**WHAT IS NEEDED:**
A line belongs in the answer only if it contains the word "xlabel"; copy every such line from the listing below.
--
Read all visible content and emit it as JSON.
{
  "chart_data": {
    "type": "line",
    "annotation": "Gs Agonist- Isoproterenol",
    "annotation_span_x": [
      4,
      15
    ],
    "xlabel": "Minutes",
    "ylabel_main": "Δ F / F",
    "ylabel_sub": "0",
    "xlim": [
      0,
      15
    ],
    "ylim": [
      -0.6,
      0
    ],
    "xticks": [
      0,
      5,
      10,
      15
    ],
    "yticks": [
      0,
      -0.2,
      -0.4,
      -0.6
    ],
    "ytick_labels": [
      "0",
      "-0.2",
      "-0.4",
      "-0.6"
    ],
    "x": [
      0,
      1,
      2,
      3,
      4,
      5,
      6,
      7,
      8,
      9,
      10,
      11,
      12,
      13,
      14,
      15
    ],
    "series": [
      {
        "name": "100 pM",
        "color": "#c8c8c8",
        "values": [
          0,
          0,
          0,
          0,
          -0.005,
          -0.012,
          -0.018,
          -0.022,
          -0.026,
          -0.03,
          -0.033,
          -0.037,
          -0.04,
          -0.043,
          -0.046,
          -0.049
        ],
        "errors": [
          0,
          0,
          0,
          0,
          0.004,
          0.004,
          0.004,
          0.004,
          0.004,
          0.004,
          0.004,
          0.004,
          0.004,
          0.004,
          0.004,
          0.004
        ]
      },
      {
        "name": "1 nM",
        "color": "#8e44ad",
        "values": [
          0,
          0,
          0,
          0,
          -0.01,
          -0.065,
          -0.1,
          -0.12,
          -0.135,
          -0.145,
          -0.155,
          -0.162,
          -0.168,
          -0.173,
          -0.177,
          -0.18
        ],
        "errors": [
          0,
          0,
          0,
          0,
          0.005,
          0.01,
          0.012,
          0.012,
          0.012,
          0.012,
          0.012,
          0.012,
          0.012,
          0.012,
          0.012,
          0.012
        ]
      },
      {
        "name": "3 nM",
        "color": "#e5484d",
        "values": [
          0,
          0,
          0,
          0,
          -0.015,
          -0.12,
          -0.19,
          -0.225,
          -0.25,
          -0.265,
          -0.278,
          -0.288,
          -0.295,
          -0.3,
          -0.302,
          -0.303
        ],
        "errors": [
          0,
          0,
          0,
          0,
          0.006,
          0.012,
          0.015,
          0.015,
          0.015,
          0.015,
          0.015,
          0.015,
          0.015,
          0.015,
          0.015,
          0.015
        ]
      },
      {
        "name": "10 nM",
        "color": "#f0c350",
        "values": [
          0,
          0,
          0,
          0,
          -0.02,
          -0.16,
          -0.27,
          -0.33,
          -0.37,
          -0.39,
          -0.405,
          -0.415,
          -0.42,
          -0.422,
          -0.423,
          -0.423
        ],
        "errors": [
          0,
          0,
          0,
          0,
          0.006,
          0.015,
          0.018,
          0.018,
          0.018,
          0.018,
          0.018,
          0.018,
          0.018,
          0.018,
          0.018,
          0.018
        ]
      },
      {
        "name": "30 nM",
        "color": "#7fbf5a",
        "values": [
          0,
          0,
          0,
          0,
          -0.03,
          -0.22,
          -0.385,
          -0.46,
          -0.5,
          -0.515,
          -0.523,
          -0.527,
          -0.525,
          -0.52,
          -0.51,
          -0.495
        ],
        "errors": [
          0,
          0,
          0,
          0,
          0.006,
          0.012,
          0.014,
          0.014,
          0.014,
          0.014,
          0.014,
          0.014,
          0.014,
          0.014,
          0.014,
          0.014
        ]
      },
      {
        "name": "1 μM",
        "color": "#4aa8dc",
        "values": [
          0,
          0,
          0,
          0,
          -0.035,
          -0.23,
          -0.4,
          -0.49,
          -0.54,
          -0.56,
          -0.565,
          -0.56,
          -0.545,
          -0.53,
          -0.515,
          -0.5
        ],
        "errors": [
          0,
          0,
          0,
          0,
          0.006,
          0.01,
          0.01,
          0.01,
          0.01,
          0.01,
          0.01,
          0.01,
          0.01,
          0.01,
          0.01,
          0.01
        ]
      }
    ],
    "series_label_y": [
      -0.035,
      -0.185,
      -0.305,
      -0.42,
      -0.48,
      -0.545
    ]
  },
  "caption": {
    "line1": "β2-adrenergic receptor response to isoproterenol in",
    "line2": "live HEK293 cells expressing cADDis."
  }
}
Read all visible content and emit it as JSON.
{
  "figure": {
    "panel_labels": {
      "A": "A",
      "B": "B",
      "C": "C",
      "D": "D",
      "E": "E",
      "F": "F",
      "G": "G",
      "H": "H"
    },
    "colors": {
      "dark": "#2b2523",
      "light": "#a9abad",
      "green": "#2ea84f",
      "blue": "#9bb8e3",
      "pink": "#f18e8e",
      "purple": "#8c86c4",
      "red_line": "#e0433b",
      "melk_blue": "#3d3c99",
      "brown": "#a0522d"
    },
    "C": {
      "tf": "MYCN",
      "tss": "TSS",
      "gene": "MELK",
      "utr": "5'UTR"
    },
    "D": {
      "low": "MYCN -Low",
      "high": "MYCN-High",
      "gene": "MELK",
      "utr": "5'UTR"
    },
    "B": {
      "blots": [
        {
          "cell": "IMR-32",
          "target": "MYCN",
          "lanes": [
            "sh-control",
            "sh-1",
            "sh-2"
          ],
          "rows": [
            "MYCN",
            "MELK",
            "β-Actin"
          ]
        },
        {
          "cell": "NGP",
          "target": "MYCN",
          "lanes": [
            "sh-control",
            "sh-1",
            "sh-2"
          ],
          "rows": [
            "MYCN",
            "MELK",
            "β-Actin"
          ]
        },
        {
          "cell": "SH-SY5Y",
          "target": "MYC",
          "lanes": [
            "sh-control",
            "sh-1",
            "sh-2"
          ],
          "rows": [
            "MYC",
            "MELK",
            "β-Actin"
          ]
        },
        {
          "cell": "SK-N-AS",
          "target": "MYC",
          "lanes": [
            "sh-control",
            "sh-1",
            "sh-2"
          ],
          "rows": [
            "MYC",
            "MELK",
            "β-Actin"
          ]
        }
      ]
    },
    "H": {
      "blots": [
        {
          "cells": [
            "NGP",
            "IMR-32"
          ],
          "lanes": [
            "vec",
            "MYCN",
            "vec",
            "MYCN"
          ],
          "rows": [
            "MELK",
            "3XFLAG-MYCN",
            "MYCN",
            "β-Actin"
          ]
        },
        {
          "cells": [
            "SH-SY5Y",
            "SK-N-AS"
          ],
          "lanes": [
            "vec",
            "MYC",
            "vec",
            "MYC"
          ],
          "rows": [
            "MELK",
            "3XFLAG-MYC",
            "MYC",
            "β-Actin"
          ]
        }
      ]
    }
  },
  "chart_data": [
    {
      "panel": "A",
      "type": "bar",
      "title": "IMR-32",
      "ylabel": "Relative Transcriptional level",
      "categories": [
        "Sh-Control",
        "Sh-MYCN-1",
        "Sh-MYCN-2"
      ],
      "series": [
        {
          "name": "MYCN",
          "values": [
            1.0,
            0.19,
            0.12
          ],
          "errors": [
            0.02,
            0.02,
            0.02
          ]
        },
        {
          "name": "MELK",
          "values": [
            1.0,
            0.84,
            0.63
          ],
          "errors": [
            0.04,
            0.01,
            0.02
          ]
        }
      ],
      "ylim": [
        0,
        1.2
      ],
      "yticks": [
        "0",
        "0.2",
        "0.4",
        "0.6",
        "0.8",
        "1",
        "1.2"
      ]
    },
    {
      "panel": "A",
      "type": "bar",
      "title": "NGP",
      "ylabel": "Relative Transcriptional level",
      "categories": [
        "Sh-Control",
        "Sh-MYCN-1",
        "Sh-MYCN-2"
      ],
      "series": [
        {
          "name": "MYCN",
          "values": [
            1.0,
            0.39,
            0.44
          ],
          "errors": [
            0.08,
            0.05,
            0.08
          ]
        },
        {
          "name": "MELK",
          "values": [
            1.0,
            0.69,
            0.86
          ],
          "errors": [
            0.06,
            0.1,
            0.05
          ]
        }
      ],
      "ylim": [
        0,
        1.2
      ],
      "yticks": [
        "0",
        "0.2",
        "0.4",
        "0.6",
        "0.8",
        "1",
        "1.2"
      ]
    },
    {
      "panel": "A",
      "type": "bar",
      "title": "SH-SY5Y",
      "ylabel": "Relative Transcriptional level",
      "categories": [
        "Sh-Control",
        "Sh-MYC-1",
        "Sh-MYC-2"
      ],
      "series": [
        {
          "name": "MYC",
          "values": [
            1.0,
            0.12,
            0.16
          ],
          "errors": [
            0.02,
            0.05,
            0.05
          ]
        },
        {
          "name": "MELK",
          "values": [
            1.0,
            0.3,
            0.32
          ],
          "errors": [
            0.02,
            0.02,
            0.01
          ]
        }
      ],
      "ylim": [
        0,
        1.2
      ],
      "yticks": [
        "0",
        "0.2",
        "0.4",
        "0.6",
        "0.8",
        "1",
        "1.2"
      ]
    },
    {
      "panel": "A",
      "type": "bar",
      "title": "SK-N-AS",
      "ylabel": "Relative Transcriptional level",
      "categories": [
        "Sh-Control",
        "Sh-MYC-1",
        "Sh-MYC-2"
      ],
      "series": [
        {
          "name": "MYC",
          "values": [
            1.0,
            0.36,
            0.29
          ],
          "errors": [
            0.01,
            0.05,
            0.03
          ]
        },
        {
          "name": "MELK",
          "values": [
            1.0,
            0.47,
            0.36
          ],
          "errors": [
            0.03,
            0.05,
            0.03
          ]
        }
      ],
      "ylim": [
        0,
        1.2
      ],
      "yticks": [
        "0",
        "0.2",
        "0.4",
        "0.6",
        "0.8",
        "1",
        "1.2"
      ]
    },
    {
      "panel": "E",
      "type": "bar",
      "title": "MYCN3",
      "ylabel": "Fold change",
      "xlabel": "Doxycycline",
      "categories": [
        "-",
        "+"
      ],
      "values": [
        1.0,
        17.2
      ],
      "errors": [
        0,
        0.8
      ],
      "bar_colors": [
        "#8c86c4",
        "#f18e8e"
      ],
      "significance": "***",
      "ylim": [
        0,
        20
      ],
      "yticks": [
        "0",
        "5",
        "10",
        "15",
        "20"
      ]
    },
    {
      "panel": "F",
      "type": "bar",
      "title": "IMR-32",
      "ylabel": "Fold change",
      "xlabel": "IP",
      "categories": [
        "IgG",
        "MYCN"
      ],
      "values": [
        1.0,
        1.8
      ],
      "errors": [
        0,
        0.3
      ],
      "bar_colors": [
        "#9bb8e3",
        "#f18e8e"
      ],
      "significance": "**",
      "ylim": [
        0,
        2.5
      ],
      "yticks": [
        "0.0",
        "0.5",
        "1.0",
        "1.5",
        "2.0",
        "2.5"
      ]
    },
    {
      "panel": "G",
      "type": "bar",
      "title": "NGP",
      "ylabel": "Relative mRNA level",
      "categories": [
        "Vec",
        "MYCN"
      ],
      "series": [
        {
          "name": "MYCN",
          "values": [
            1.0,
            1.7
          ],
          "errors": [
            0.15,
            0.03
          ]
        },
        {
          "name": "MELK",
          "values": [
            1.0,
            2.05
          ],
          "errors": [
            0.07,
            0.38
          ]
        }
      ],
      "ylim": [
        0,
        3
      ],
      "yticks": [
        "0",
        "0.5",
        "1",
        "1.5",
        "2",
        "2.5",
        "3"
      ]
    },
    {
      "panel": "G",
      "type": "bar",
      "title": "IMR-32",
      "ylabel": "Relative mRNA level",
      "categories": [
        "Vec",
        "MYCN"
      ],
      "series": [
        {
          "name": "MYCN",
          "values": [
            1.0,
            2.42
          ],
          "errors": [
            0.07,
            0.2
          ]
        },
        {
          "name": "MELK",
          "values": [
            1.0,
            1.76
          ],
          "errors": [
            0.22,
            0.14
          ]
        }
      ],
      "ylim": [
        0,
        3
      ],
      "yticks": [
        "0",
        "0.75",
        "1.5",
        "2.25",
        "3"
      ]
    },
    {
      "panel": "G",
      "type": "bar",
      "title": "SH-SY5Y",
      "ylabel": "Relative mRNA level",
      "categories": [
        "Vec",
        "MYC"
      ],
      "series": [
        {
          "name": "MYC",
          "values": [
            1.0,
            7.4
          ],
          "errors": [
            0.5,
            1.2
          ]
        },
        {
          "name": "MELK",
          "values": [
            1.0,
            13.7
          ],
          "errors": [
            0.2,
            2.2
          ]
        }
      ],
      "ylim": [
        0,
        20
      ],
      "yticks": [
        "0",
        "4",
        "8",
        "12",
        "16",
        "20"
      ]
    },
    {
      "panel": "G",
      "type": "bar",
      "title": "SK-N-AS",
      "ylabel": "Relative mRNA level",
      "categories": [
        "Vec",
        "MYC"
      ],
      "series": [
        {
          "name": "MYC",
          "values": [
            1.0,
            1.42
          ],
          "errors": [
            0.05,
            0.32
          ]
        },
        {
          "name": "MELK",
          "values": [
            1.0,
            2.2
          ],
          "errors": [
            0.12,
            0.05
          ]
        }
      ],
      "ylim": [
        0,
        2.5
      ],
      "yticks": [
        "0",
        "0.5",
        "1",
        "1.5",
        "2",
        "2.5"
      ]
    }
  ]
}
--
**SOLUTION FOR THIS PROBLEM:**
    "xlabel": "Minutes",
      "xlabel": "Doxycycline",
      "xlabel": "IP",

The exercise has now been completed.